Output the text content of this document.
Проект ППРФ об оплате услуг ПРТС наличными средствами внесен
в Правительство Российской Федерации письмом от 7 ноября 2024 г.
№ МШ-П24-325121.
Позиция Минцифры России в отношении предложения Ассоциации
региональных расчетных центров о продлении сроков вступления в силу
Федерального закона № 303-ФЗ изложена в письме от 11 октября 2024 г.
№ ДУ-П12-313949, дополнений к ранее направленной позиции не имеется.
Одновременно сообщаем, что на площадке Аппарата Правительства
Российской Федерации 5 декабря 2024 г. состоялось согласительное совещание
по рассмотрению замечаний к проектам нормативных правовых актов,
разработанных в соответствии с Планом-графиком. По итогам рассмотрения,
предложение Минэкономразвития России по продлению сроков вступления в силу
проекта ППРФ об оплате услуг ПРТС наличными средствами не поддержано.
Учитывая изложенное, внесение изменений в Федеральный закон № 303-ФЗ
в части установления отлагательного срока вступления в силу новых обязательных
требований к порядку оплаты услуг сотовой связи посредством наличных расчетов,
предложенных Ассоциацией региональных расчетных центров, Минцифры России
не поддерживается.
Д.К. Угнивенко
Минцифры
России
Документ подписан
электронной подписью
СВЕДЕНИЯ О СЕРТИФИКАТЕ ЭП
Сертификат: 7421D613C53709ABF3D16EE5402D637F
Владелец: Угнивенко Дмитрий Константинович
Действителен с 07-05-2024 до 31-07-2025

- [WHAT IS EXPECTED] Tally up the lines in the preceding listing that contain the string "региональных". Respond with the number and nothing else.

- [CORRECT OUTPUT] 2